* Stated task:
State how many lines of the entries below hold the word "Rate"; reply with nothing but the number.

------ Records for the exercise

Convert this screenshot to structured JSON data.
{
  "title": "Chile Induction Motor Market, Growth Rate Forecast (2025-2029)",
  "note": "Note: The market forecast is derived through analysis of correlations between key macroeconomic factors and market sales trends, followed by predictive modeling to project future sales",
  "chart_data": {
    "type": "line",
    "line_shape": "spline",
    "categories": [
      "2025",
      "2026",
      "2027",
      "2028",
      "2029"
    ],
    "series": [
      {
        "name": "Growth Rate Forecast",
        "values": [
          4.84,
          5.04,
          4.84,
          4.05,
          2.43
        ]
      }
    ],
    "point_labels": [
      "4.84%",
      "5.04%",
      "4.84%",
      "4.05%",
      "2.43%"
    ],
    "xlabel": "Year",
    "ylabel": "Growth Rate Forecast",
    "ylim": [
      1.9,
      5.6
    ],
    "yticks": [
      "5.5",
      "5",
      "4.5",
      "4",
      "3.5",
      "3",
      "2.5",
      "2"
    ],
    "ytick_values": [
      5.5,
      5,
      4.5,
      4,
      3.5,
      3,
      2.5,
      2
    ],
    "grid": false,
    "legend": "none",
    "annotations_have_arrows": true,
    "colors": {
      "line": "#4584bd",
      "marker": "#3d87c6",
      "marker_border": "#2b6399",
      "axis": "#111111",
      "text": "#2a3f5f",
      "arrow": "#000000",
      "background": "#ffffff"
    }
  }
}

------------
------ Records for the exercise

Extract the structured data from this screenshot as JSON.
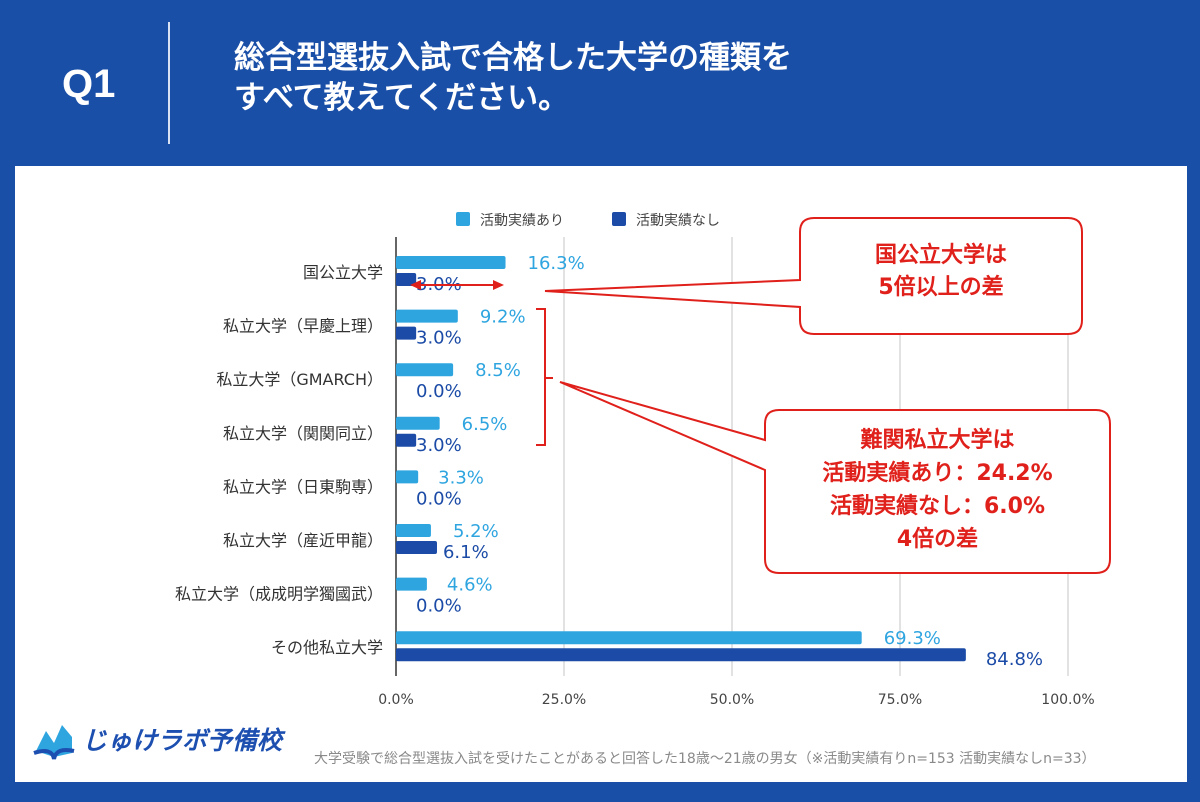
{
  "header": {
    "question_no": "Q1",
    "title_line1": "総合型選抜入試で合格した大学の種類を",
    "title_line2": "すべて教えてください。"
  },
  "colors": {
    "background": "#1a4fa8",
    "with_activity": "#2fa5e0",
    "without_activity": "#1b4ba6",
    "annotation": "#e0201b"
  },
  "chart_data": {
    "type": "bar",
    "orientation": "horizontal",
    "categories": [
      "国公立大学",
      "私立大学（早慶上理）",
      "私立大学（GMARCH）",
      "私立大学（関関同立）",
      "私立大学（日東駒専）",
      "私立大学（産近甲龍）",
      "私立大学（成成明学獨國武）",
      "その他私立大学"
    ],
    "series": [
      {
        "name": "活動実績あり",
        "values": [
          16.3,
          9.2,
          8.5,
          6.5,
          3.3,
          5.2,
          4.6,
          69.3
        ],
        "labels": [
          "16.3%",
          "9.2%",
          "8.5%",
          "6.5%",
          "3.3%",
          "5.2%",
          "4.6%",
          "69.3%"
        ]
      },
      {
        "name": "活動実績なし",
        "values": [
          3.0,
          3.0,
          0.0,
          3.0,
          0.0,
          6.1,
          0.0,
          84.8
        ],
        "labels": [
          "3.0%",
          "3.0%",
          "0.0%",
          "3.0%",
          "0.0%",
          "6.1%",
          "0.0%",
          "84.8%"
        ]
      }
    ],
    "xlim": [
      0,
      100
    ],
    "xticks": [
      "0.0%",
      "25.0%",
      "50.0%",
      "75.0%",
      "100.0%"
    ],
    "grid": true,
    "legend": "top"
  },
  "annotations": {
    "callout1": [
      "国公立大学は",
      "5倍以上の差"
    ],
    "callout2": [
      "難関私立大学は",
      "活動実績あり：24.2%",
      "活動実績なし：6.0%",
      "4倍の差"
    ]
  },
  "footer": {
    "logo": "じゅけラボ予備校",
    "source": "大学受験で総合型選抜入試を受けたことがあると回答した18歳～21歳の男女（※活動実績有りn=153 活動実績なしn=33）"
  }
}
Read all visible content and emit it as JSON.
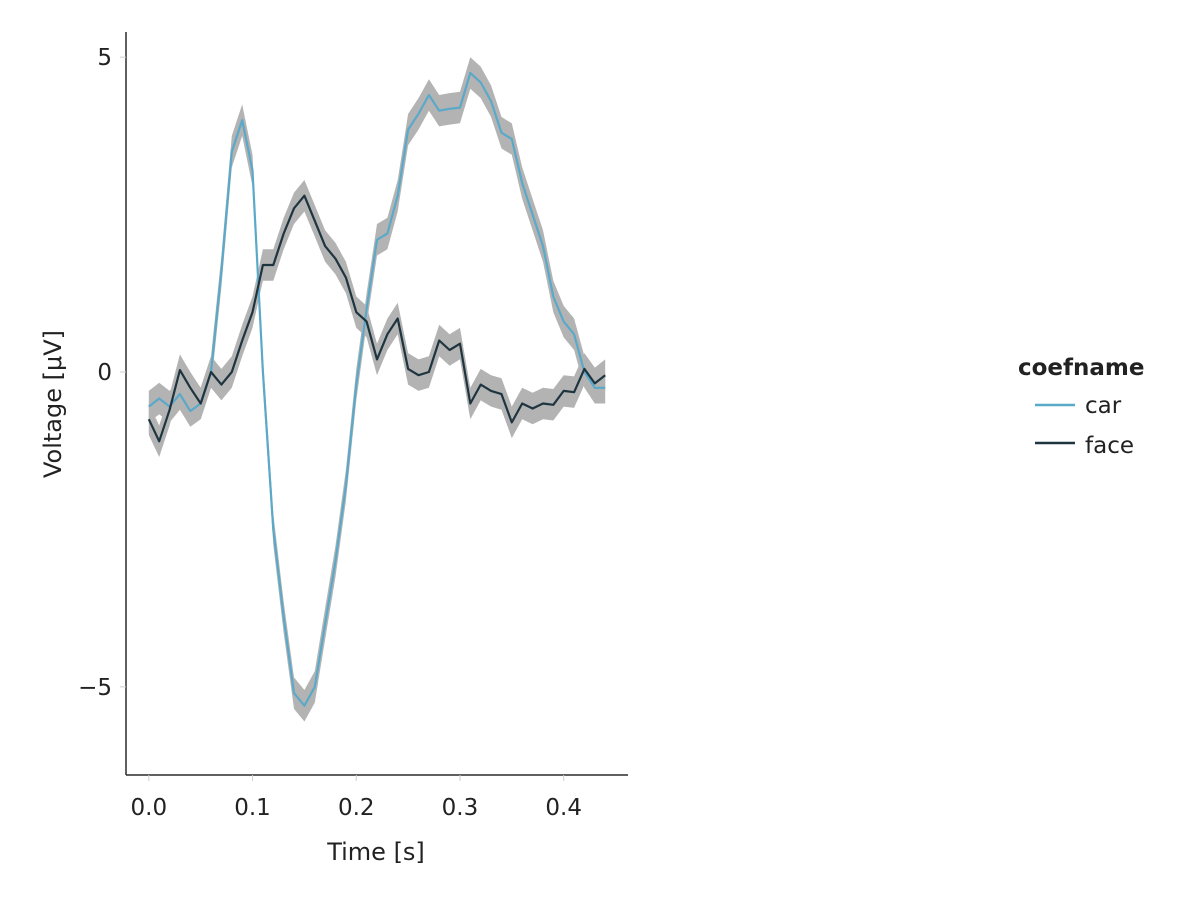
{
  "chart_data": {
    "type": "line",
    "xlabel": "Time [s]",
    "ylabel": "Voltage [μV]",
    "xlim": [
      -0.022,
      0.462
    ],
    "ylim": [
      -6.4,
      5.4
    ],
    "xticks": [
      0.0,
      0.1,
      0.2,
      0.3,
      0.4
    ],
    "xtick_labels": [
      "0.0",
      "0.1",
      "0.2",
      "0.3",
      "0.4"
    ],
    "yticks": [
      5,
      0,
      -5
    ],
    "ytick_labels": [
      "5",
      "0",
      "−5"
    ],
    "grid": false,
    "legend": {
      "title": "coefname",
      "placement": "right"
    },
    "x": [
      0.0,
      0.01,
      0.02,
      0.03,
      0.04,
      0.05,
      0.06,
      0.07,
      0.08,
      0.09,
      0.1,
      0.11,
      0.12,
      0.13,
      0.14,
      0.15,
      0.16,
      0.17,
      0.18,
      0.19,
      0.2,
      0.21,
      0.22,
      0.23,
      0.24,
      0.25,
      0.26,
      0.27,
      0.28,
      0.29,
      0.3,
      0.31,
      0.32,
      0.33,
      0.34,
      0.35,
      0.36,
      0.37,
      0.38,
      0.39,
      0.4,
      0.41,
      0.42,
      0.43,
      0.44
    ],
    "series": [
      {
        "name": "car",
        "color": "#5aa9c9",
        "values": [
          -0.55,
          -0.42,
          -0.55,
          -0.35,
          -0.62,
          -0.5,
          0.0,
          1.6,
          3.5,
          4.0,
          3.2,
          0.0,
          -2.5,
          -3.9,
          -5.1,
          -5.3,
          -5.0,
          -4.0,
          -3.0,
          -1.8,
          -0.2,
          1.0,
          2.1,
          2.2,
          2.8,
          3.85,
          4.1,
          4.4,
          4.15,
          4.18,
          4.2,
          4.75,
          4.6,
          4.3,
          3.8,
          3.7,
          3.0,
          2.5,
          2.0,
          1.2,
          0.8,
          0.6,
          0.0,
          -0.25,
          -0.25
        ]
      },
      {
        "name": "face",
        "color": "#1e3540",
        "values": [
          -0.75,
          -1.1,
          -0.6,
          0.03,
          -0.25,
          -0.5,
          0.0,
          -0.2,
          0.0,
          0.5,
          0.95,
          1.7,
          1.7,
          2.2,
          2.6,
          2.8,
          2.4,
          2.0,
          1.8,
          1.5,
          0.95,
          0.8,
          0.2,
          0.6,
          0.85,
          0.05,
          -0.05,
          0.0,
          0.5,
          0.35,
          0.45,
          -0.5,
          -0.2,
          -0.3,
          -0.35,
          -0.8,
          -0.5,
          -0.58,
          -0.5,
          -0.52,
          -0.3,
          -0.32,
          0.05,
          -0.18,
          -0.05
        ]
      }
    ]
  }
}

------------
------ Records for the exercise

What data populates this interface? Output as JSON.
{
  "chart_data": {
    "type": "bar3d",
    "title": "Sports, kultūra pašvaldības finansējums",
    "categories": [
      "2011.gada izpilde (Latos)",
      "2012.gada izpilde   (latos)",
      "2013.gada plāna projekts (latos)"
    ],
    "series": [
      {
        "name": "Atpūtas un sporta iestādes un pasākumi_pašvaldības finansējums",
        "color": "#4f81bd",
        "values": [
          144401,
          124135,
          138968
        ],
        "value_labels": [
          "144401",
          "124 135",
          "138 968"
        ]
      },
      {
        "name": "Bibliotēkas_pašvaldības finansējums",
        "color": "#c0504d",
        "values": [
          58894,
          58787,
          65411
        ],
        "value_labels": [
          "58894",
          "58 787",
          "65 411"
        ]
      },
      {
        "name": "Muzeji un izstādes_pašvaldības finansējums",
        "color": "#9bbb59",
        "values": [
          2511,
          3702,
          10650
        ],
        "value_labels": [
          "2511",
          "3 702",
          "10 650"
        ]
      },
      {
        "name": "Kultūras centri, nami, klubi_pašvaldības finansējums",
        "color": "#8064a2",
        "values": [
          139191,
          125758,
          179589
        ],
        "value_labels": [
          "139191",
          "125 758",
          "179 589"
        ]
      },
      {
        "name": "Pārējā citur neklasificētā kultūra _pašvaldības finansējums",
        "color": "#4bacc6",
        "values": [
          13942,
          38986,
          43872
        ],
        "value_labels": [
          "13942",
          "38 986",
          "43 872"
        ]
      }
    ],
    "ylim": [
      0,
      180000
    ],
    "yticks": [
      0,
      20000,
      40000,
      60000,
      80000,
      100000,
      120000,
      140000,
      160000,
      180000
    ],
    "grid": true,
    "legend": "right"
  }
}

------------

* Reply to the exercise:
3